Required work »
Select every line below containing the word "this".

Rows »

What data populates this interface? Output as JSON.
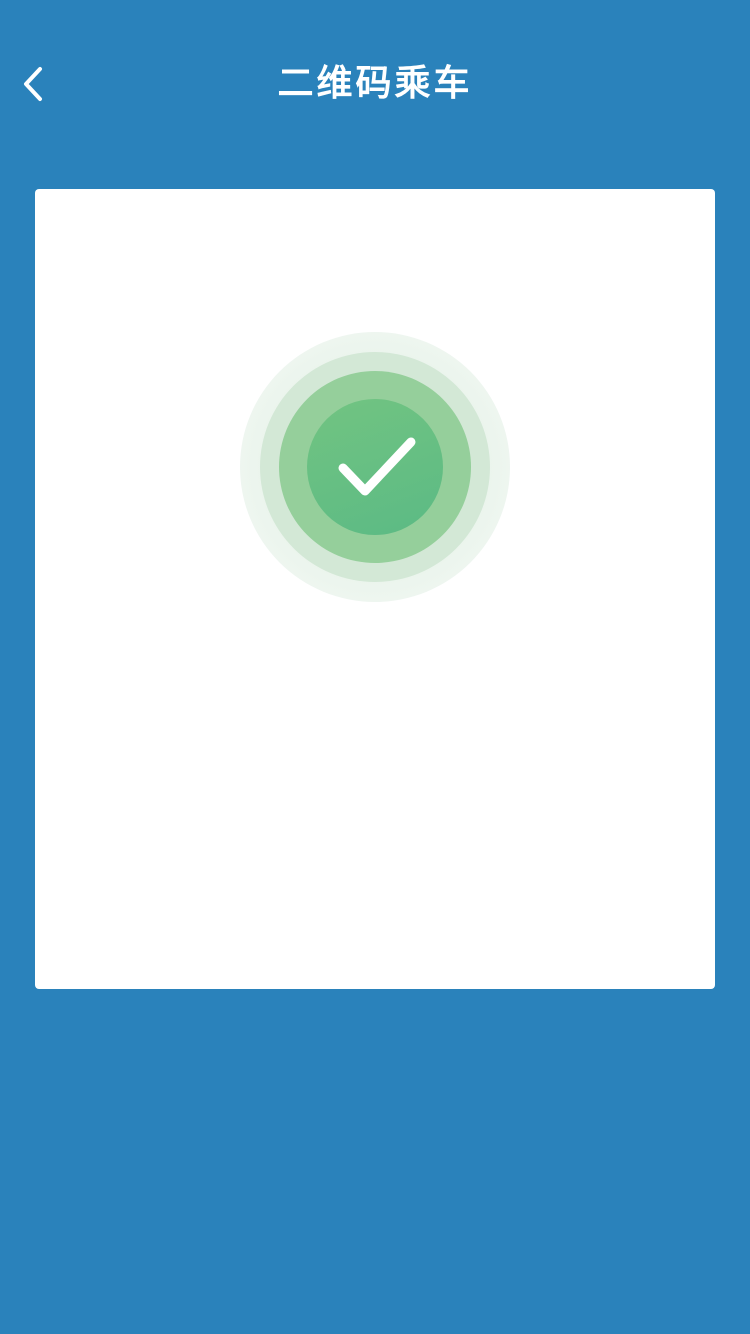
{
  "header": {
    "title": "二维码乘车",
    "back_icon": "chevron-left-icon"
  },
  "card": {
    "status_icon": "check-icon"
  },
  "colors": {
    "background": "#2a82bb",
    "card": "#ffffff",
    "success": "#5bba84"
  }
}
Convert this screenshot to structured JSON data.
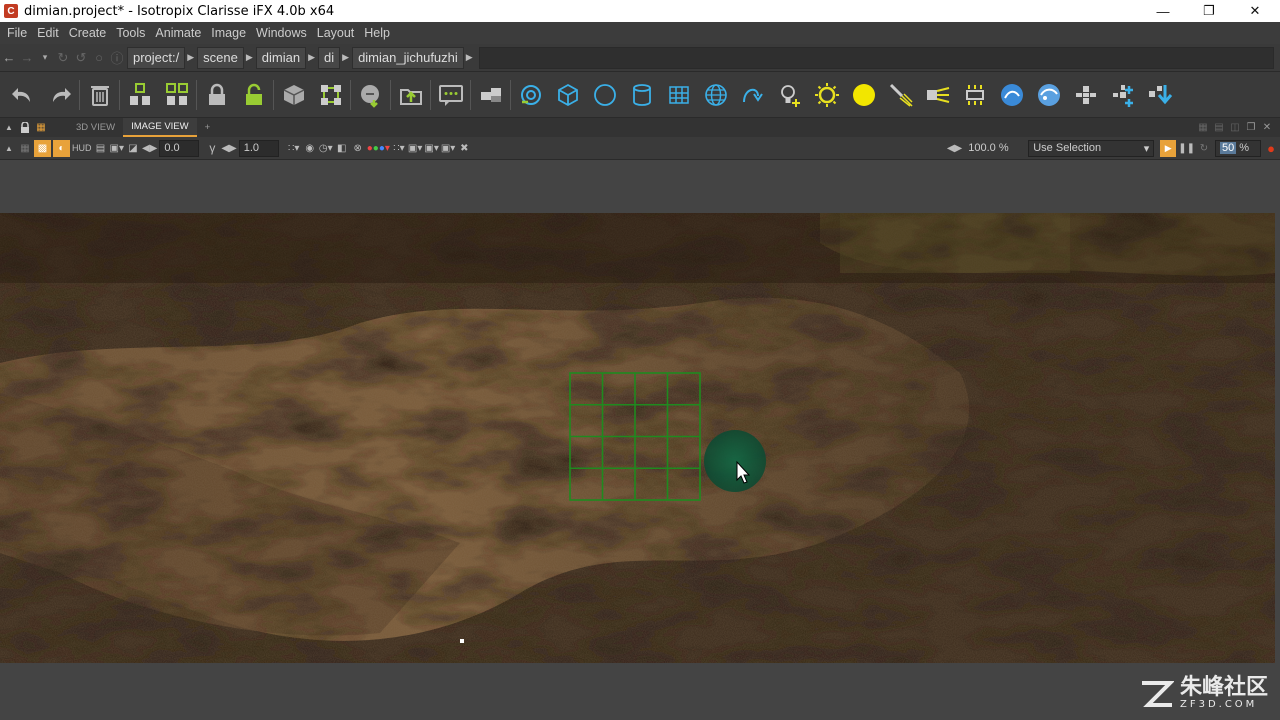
{
  "window": {
    "title": "dimian.project* - Isotropix Clarisse iFX 4.0b x64",
    "app_icon": "clarisse-icon"
  },
  "menubar": {
    "items": [
      "File",
      "Edit",
      "Create",
      "Tools",
      "Animate",
      "Image",
      "Windows",
      "Layout",
      "Help"
    ]
  },
  "pathbar": {
    "crumbs": [
      "project:/",
      "scene",
      "dimian",
      "di",
      "dimian_jichufuzhi"
    ]
  },
  "toolbar": {
    "icons": [
      "undo-icon",
      "redo-icon",
      "delete-icon",
      "group-icon",
      "ungroup-icon",
      "lock-icon",
      "unlock-icon",
      "context-icon",
      "instance-icon",
      "import-icon",
      "export-icon",
      "comment-icon",
      "layer-icon",
      "camera-icon",
      "box-icon",
      "sphere-icon",
      "cylinder-icon",
      "grid-icon",
      "globe-icon",
      "curve-icon",
      "light-icon",
      "sun-icon",
      "yellow-light-icon",
      "spotlight-icon",
      "directional-light-icon",
      "area-light-icon",
      "sky-icon",
      "environment-icon",
      "particle-icon",
      "scatter-icon",
      "download-icon"
    ]
  },
  "tabs": {
    "items": [
      "3D VIEW",
      "IMAGE VIEW"
    ],
    "add_label": "+",
    "active": "IMAGE VIEW"
  },
  "viewtb": {
    "hud_label": "HUD",
    "exposure": "0.0",
    "gamma_label": "γ",
    "gamma": "1.0",
    "zoom": "100.0 %",
    "selection_mode": "Use Selection",
    "sampling_pct": "50",
    "pct_sign": "%"
  },
  "watermark": {
    "cn": "朱峰社区",
    "en": "ZF3D.COM"
  },
  "colors": {
    "accent": "#e8a23a",
    "render_record": "#e03a1a",
    "grid_green": "#1f8a1f",
    "cursor_highlight": "#0a5a3c"
  }
}
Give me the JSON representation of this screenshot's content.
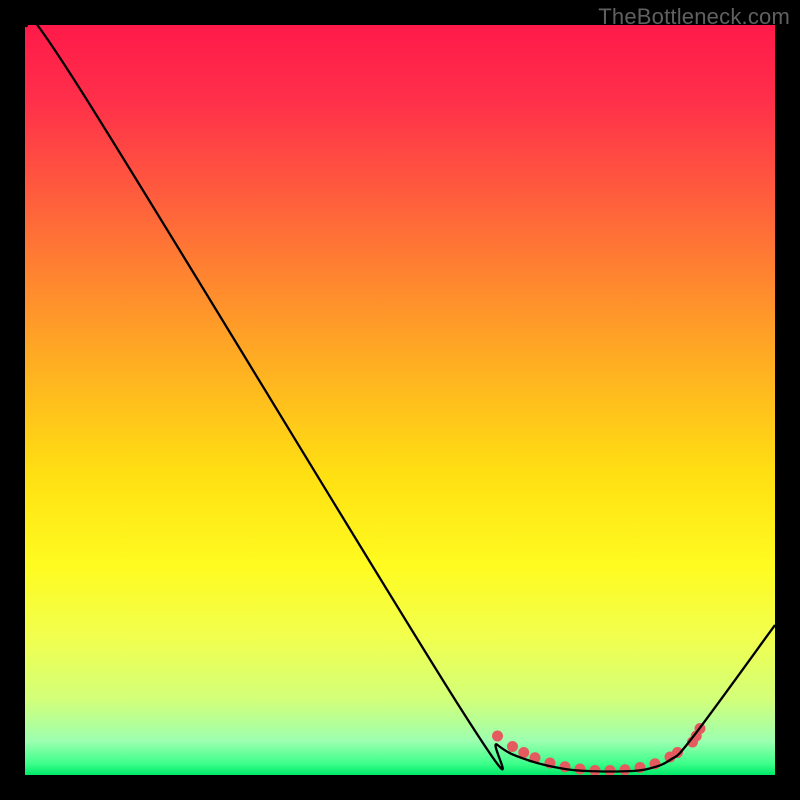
{
  "watermark": "TheBottleneck.com",
  "gradient_stops": [
    {
      "offset": 0.0,
      "color": "#ff1a4a"
    },
    {
      "offset": 0.1,
      "color": "#ff2f4a"
    },
    {
      "offset": 0.22,
      "color": "#ff5a3e"
    },
    {
      "offset": 0.35,
      "color": "#ff8a2e"
    },
    {
      "offset": 0.48,
      "color": "#ffb81f"
    },
    {
      "offset": 0.6,
      "color": "#ffe012"
    },
    {
      "offset": 0.72,
      "color": "#fffb20"
    },
    {
      "offset": 0.82,
      "color": "#f0ff50"
    },
    {
      "offset": 0.9,
      "color": "#d2ff7a"
    },
    {
      "offset": 0.955,
      "color": "#9cffb0"
    },
    {
      "offset": 0.985,
      "color": "#3cff8a"
    },
    {
      "offset": 1.0,
      "color": "#00e868"
    }
  ],
  "chart_data": {
    "type": "line",
    "title": "",
    "xlabel": "",
    "ylabel": "",
    "xlim": [
      0,
      100
    ],
    "ylim": [
      0,
      100
    ],
    "series": [
      {
        "name": "curve",
        "x": [
          0,
          7,
          58,
          63,
          67,
          72,
          76,
          80,
          83,
          86,
          89,
          100
        ],
        "y": [
          100,
          92,
          9,
          4,
          2,
          0.8,
          0.5,
          0.5,
          0.8,
          2,
          5,
          20
        ]
      }
    ],
    "markers": {
      "name": "dots",
      "x": [
        63,
        65,
        66.5,
        68,
        70,
        72,
        74,
        76,
        78,
        80,
        82,
        84,
        86,
        87,
        89,
        89.5,
        90
      ],
      "y": [
        5.2,
        3.8,
        3.0,
        2.3,
        1.6,
        1.1,
        0.8,
        0.6,
        0.6,
        0.7,
        1.0,
        1.5,
        2.4,
        3.0,
        4.4,
        5.2,
        6.2
      ]
    }
  },
  "curve_style": {
    "stroke": "#000000",
    "width": 2.3
  },
  "marker_style": {
    "fill": "#e55a5f",
    "radius": 5.5
  }
}
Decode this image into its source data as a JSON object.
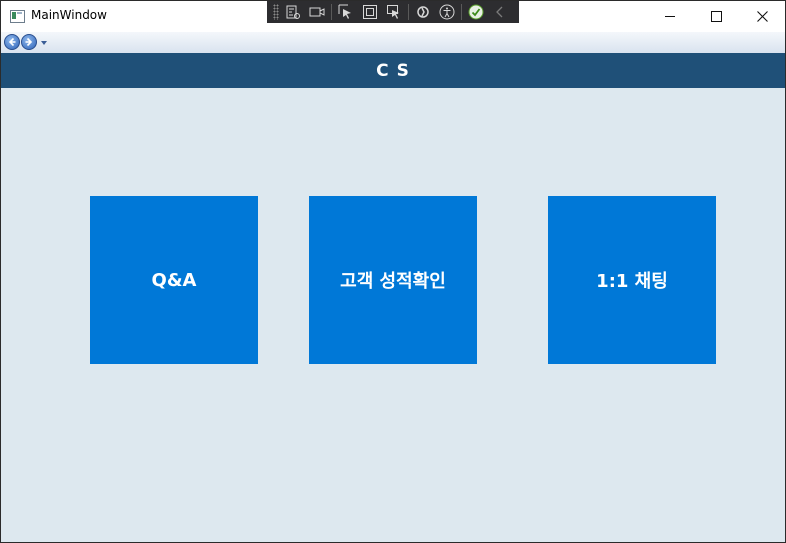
{
  "window": {
    "title": "MainWindow"
  },
  "header": {
    "title": "C S"
  },
  "tiles": [
    {
      "label": "Q&A"
    },
    {
      "label": "고객 성적확인"
    },
    {
      "label": "1:1 채팅"
    }
  ],
  "colors": {
    "header_bg": "#1f5078",
    "tile_bg": "#0078d7",
    "content_bg": "#dde8ef"
  },
  "icons": {
    "debug_toolbar": [
      "live-visual-tree-icon",
      "camera-icon",
      "select-element-icon",
      "display-layout-adorners-icon",
      "track-focus-icon",
      "hot-reload-icon",
      "accessibility-icon",
      "binding-ok-icon",
      "collapse-icon"
    ],
    "navigation": [
      "back-icon",
      "forward-icon",
      "history-dropdown-icon"
    ]
  }
}
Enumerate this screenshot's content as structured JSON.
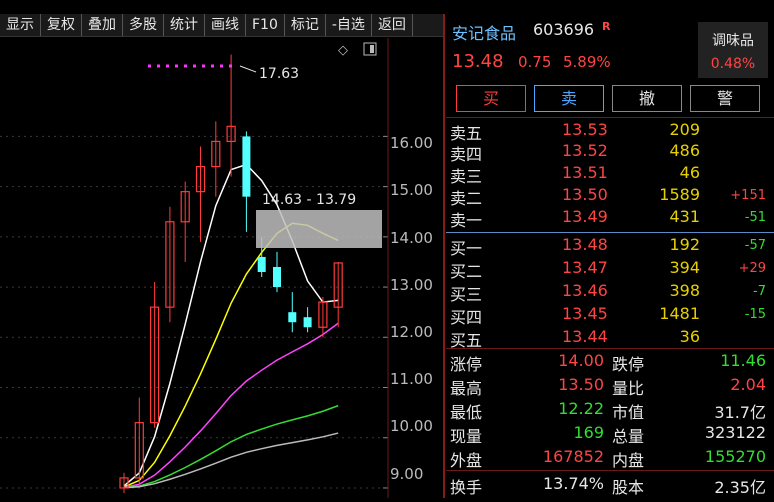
{
  "toolbar": {
    "buttons": [
      "显示",
      "复权",
      "叠加",
      "多股",
      "统计",
      "画线",
      "F10",
      "标记",
      "-自选",
      "返回"
    ]
  },
  "chart": {
    "y_ticks": [
      "16.00",
      "15.00",
      "14.00",
      "13.00",
      "12.00",
      "11.00",
      "10.00",
      "9.00"
    ],
    "high_label": "17.63",
    "range_label": "14.63 - 13.79",
    "colors": {
      "up": "#ff3b3b",
      "down": "#54ffff",
      "ma5": "#ffffff",
      "ma10": "#ffff00",
      "ma20": "#ff44ff",
      "ma30": "#33dd33",
      "ma60": "#bbbbbb"
    }
  },
  "chart_data": {
    "type": "candlestick",
    "ylim": [
      8.8,
      17.8
    ],
    "candles": [
      {
        "o": 9.0,
        "h": 9.3,
        "l": 8.9,
        "c": 9.2
      },
      {
        "o": 9.2,
        "h": 10.8,
        "l": 9.1,
        "c": 10.3
      },
      {
        "o": 10.3,
        "h": 13.1,
        "l": 10.2,
        "c": 12.6
      },
      {
        "o": 12.6,
        "h": 14.6,
        "l": 12.3,
        "c": 14.3
      },
      {
        "o": 14.3,
        "h": 15.1,
        "l": 13.5,
        "c": 14.9
      },
      {
        "o": 14.9,
        "h": 15.8,
        "l": 13.9,
        "c": 15.4
      },
      {
        "o": 15.4,
        "h": 16.3,
        "l": 14.8,
        "c": 15.9
      },
      {
        "o": 15.9,
        "h": 17.63,
        "l": 15.2,
        "c": 16.2
      },
      {
        "o": 16.0,
        "h": 16.1,
        "l": 14.1,
        "c": 14.8
      },
      {
        "o": 13.6,
        "h": 14.0,
        "l": 13.2,
        "c": 13.3
      },
      {
        "o": 13.4,
        "h": 13.7,
        "l": 12.9,
        "c": 13.0
      },
      {
        "o": 12.5,
        "h": 12.9,
        "l": 12.1,
        "c": 12.3
      },
      {
        "o": 12.4,
        "h": 12.6,
        "l": 12.1,
        "c": 12.2
      },
      {
        "o": 12.2,
        "h": 12.8,
        "l": 12.0,
        "c": 12.7
      },
      {
        "o": 12.6,
        "h": 13.5,
        "l": 12.2,
        "c": 13.48
      }
    ]
  },
  "quote": {
    "name": "安记食品",
    "code": "603696",
    "badge": "R",
    "price": "13.48",
    "change": "0.75",
    "pct": "5.89%",
    "sector_name": "调味品",
    "sector_pct": "0.48%"
  },
  "actions": {
    "buy": "买",
    "sell": "卖",
    "cancel": "撤",
    "alert": "警"
  },
  "orderbook": {
    "asks": [
      {
        "label": "卖五",
        "price": "13.53",
        "vol": "209",
        "delta": ""
      },
      {
        "label": "卖四",
        "price": "13.52",
        "vol": "486",
        "delta": ""
      },
      {
        "label": "卖三",
        "price": "13.51",
        "vol": "46",
        "delta": ""
      },
      {
        "label": "卖二",
        "price": "13.50",
        "vol": "1589",
        "delta": "+151"
      },
      {
        "label": "卖一",
        "price": "13.49",
        "vol": "431",
        "delta": "-51"
      }
    ],
    "bids": [
      {
        "label": "买一",
        "price": "13.48",
        "vol": "192",
        "delta": "-57"
      },
      {
        "label": "买二",
        "price": "13.47",
        "vol": "394",
        "delta": "+29"
      },
      {
        "label": "买三",
        "price": "13.46",
        "vol": "398",
        "delta": "-7"
      },
      {
        "label": "买四",
        "price": "13.45",
        "vol": "1481",
        "delta": "-15"
      },
      {
        "label": "买五",
        "price": "13.44",
        "vol": "36",
        "delta": ""
      }
    ]
  },
  "stats": [
    {
      "l1": "涨停",
      "v1": "14.00",
      "l2": "跌停",
      "v2": "11.46"
    },
    {
      "l1": "最高",
      "v1": "13.50",
      "l2": "量比",
      "v2": "2.04"
    },
    {
      "l1": "最低",
      "v1": "12.22",
      "l2": "市值",
      "v2": "31.7亿"
    },
    {
      "l1": "现量",
      "v1": "169",
      "l2": "总量",
      "v2": "323122"
    },
    {
      "l1": "外盘",
      "v1": "167852",
      "l2": "内盘",
      "v2": "155270"
    },
    {
      "l1": "换手",
      "v1": "13.74%",
      "l2": "股本",
      "v2": "2.35亿"
    }
  ]
}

Result of the task »
What data populates this interface? Output as JSON.
Convert this screenshot to structured JSON data.
Give me the JSON representation of this screenshot's content.
Decode this image into its source data as a JSON object.
Enumerate this screenshot's content as structured JSON.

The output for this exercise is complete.